▸ **What you should do**:
Which rows below contain the word "cylinder"? Report each such row in full, counting only matches with the same capitalization.

* begin *

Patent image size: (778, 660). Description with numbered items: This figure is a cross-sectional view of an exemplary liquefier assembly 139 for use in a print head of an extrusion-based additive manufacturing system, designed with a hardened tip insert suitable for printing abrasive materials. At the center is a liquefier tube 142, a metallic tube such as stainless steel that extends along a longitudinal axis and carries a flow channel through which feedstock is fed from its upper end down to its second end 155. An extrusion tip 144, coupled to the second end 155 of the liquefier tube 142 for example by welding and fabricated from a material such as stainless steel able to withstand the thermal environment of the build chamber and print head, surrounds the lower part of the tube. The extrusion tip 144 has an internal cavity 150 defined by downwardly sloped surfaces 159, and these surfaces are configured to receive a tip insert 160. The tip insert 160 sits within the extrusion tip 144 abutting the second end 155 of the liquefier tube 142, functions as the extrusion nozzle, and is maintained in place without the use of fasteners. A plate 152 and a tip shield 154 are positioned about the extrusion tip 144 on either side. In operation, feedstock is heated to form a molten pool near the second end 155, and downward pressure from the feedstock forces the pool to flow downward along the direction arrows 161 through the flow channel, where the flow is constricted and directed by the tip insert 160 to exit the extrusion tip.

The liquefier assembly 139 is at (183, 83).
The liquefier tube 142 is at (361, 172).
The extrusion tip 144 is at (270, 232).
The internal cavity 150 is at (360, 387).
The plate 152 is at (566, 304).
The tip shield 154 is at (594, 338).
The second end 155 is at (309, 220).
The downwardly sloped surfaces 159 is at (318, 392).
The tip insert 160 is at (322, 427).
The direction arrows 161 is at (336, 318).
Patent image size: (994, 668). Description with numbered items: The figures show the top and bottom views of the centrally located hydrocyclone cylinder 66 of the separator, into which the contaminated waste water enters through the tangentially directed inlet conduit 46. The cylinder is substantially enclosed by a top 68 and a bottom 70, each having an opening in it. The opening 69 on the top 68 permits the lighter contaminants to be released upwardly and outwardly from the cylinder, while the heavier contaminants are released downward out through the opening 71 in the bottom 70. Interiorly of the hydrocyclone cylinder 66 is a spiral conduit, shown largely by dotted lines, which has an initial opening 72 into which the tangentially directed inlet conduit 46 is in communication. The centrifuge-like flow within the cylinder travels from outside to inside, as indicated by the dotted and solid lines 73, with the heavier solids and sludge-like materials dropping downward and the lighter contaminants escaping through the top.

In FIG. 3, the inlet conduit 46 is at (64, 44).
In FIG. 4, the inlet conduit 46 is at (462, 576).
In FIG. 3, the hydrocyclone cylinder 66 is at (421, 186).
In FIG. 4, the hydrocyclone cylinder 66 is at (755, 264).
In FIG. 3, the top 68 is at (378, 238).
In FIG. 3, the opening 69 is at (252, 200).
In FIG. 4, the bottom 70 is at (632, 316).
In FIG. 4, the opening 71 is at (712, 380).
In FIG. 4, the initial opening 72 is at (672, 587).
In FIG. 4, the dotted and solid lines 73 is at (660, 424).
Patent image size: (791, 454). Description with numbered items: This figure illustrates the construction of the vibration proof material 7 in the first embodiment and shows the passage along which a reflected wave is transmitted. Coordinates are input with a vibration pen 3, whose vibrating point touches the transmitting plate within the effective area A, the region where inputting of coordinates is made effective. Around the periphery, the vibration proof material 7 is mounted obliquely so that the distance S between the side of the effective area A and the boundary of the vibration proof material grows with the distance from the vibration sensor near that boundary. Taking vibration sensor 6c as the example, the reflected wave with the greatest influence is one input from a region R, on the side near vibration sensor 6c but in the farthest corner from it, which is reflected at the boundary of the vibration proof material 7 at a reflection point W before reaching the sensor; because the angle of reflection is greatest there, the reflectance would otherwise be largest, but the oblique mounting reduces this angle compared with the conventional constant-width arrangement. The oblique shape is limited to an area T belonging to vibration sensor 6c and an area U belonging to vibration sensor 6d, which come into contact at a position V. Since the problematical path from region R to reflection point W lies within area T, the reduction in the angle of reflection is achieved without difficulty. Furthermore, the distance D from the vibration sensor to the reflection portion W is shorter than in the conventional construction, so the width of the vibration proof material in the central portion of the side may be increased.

* end *

▸ **Correct response**:
Patent image size: (994, 668). Description with numbered items: The figures show the top and bottom views of the centrally located hydrocyclone cylinder 66 of the separator, into which the contaminated waste water enters through the tangentially directed inlet conduit 46. The cylinder is substantially enclosed by a top 68 and a bottom 70, each having an opening in it. The opening 69 on the top 68 permits the lighter contaminants to be released upwardly and outwardly from the cylinder, while the heavier contaminants are released downward out through the opening 71 in the bottom 70. Interiorly of the hydrocyclone cylinder 66 is a spiral conduit, shown largely by dotted lines, which has an initial opening 72 into which the tangentially directed inlet conduit 46 is in communication. The centrifuge-like flow within the cylinder travels from outside to inside, as indicated by the dotted and solid lines 73, with the heavier solids and sludge-like materials dropping downward and the lighter contaminants escaping through the top.
In FIG. 3, the hydrocyclone cylinder 66 is at (421, 186).
In FIG. 4, the hydrocyclone cylinder 66 is at (755, 264).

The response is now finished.